■ **PROBLEM**
Entries follow. Set all of them down as they stand.

++++ DATASET CONTENT

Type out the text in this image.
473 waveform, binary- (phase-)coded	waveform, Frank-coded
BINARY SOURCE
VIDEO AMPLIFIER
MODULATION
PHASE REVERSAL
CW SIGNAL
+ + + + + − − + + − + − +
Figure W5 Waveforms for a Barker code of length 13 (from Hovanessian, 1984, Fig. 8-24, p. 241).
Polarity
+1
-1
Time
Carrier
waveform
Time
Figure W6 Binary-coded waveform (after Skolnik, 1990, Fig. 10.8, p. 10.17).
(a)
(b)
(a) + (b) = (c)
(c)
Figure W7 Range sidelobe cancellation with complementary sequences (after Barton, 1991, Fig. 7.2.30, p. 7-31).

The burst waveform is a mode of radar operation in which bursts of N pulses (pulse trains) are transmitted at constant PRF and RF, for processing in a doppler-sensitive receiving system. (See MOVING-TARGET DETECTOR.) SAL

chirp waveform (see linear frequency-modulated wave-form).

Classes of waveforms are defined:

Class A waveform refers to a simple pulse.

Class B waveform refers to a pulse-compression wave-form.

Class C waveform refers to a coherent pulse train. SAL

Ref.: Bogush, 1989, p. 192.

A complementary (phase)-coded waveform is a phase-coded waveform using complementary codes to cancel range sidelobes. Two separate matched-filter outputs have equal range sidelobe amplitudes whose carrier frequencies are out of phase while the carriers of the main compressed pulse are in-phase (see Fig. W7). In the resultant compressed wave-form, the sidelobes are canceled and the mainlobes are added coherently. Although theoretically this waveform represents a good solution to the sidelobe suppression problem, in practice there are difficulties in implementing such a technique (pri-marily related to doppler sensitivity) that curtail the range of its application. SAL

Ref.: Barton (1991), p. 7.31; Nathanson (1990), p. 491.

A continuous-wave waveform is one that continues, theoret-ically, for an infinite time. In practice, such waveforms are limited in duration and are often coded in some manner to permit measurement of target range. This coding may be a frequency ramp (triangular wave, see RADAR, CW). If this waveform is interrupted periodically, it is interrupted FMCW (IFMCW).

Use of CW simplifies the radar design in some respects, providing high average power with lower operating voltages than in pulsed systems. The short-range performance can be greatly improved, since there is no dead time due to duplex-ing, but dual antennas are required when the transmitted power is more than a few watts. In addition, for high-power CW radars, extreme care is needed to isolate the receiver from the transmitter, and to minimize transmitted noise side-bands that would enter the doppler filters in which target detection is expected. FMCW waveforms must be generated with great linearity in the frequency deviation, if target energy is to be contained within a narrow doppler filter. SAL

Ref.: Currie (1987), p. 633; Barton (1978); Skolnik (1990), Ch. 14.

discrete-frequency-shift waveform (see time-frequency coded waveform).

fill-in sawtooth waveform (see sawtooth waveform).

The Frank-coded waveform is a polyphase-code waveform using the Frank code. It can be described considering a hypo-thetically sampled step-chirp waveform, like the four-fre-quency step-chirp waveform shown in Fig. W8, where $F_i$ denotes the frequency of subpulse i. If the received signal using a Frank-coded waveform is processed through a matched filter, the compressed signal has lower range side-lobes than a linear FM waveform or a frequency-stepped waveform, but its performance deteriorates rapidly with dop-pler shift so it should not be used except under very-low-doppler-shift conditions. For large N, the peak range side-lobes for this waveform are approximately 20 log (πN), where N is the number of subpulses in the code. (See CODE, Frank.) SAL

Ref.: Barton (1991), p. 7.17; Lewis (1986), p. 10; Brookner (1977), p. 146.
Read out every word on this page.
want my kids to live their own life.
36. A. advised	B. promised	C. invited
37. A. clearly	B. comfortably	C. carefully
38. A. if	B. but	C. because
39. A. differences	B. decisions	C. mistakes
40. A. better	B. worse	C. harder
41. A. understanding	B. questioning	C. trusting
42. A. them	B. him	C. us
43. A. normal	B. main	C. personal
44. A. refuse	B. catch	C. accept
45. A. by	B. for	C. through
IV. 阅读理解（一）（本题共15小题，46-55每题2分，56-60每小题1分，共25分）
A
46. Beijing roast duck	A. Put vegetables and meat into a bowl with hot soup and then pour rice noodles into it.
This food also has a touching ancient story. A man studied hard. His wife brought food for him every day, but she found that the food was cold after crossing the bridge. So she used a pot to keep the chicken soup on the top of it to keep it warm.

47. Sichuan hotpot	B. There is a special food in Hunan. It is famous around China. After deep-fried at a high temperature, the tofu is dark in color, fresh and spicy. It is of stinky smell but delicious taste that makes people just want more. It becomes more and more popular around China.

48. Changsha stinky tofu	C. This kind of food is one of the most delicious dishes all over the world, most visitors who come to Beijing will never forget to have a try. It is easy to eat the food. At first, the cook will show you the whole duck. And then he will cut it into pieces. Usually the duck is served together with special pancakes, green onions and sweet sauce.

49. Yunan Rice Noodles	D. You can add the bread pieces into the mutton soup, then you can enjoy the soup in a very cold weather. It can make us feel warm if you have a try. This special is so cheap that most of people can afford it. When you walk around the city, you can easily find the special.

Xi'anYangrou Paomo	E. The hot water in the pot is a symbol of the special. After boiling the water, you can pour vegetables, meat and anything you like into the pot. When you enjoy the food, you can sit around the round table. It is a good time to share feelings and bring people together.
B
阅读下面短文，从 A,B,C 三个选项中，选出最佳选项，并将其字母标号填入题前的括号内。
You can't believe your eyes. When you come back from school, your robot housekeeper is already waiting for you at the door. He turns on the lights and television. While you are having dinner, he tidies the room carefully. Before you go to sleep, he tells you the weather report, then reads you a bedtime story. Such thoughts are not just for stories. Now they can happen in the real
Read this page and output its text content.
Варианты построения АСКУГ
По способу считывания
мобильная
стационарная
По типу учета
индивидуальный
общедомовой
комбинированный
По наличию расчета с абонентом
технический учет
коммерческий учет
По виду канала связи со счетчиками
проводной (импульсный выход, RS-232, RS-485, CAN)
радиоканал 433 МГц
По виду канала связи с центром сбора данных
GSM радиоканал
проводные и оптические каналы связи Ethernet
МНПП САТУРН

++++++++

■ **FULL SOLUTION**
Type out the text in this image.
473 waveform, binary- (phase-)coded	waveform, Frank-coded
BINARY SOURCE
VIDEO AMPLIFIER
MODULATION
PHASE REVERSAL
CW SIGNAL
+ + + + + − − + + − + − +
Figure W5 Waveforms for a Barker code of length 13 (from Hovanessian, 1984, Fig. 8-24, p. 241).
Polarity
+1
-1
Time
Carrier
waveform
Time
Figure W6 Binary-coded waveform (after Skolnik, 1990, Fig. 10.8, p. 10.17).
(a)
(b)
(a) + (b) = (c)
(c)
Figure W7 Range sidelobe cancellation with complementary sequences (after Barton, 1991, Fig. 7.2.30, p. 7-31).

The burst waveform is a mode of radar operation in which bursts of N pulses (pulse trains) are transmitted at constant PRF and RF, for processing in a doppler-sensitive receiving system. (See MOVING-TARGET DETECTOR.) SAL

chirp waveform (see linear frequency-modulated wave-form).

Classes of waveforms are defined:

Class A waveform refers to a simple pulse.

Class B waveform refers to a pulse-compression wave-form.

Class C waveform refers to a coherent pulse train. SAL

Ref.: Bogush, 1989, p. 192.

A complementary (phase)-coded waveform is a phase-coded waveform using complementary codes to cancel range sidelobes. Two separate matched-filter outputs have equal range sidelobe amplitudes whose carrier frequencies are out of phase while the carriers of the main compressed pulse are in-phase (see Fig. W7). In the resultant compressed wave-form, the sidelobes are canceled and the mainlobes are added coherently. Although theoretically this waveform represents a good solution to the sidelobe suppression problem, in practice there are difficulties in implementing such a technique (pri-marily related to doppler sensitivity) that curtail the range of its application. SAL

Ref.: Barton (1991), p. 7.31; Nathanson (1990), p. 491.

A continuous-wave waveform is one that continues, theoret-ically, for an infinite time. In practice, such waveforms are limited in duration and are often coded in some manner to permit measurement of target range. This coding may be a frequency ramp (triangular wave, see RADAR, CW). If this waveform is interrupted periodically, it is interrupted FMCW (IFMCW).

Use of CW simplifies the radar design in some respects, providing high average power with lower operating voltages than in pulsed systems. The short-range performance can be greatly improved, since there is no dead time due to duplex-ing, but dual antennas are required when the transmitted power is more than a few watts. In addition, for high-power CW radars, extreme care is needed to isolate the receiver from the transmitter, and to minimize transmitted noise side-bands that would enter the doppler filters in which target detection is expected. FMCW waveforms must be generated with great linearity in the frequency deviation, if target energy is to be contained within a narrow doppler filter. SAL

Ref.: Currie (1987), p. 633; Barton (1978); Skolnik (1990), Ch. 14.

discrete-frequency-shift waveform (see time-frequency coded waveform).

fill-in sawtooth waveform (see sawtooth waveform).

The Frank-coded waveform is a polyphase-code waveform using the Frank code. It can be described considering a hypo-thetically sampled step-chirp waveform, like the four-fre-quency step-chirp waveform shown in Fig. W8, where $F_i$ denotes the frequency of subpulse i. If the received signal using a Frank-coded waveform is processed through a matched filter, the compressed signal has lower range side-lobes than a linear FM waveform or a frequency-stepped waveform, but its performance deteriorates rapidly with dop-pler shift so it should not be used except under very-low-doppler-shift conditions. For large N, the peak range side-lobes for this waveform are approximately 20 log (πN), where N is the number of subpulses in the code. (See CODE, Frank.) SAL

Ref.: Barton (1991), p. 7.17; Lewis (1986), p. 10; Brookner (1977), p. 146.
Read out every word on this page.
want my kids to live their own life.
36. A. advised	B. promised	C. invited
37. A. clearly	B. comfortably	C. carefully
38. A. if	B. but	C. because
39. A. differences	B. decisions	C. mistakes
40. A. better	B. worse	C. harder
41. A. understanding	B. questioning	C. trusting
42. A. them	B. him	C. us
43. A. normal	B. main	C. personal
44. A. refuse	B. catch	C. accept
45. A. by	B. for	C. through
IV. 阅读理解（一）（本题共15小题，46-55每题2分，56-60每小题1分，共25分）
A
46. Beijing roast duck	A. Put vegetables and meat into a bowl with hot soup and then pour rice noodles into it.
This food also has a touching ancient story. A man studied hard. His wife brought food for him every day, but she found that the food was cold after crossing the bridge. So she used a pot to keep the chicken soup on the top of it to keep it warm.

47. Sichuan hotpot	B. There is a special food in Hunan. It is famous around China. After deep-fried at a high temperature, the tofu is dark in color, fresh and spicy. It is of stinky smell but delicious taste that makes people just want more. It becomes more and more popular around China.

48. Changsha stinky tofu	C. This kind of food is one of the most delicious dishes all over the world, most visitors who come to Beijing will never forget to have a try. It is easy to eat the food. At first, the cook will show you the whole duck. And then he will cut it into pieces. Usually the duck is served together with special pancakes, green onions and sweet sauce.

49. Yunan Rice Noodles	D. You can add the bread pieces into the mutton soup, then you can enjoy the soup in a very cold weather. It can make us feel warm if you have a try. This special is so cheap that most of people can afford it. When you walk around the city, you can easily find the special.

Xi'anYangrou Paomo	E. The hot water in the pot is a symbol of the special. After boiling the water, you can pour vegetables, meat and anything you like into the pot. When you enjoy the food, you can sit around the round table. It is a good time to share feelings and bring people together.
B
阅读下面短文，从 A,B,C 三个选项中，选出最佳选项，并将其字母标号填入题前的括号内。
You can't believe your eyes. When you come back from school, your robot housekeeper is already waiting for you at the door. He turns on the lights and television. While you are having dinner, he tidies the room carefully. Before you go to sleep, he tells you the weather report, then reads you a bedtime story. Such thoughts are not just for stories. Now they can happen in the real
Read this page and output its text content.
Варианты построения АСКУГ
По способу считывания
мобильная
стационарная
По типу учета
индивидуальный
общедомовой
комбинированный
По наличию расчета с абонентом
технический учет
коммерческий учет
По виду канала связи со счетчиками
проводной (импульсный выход, RS-232, RS-485, CAN)
радиоканал 433 МГц
По виду канала связи с центром сбора данных
GSM радиоканал
проводные и оптические каналы связи Ethernet
МНПП САТУРН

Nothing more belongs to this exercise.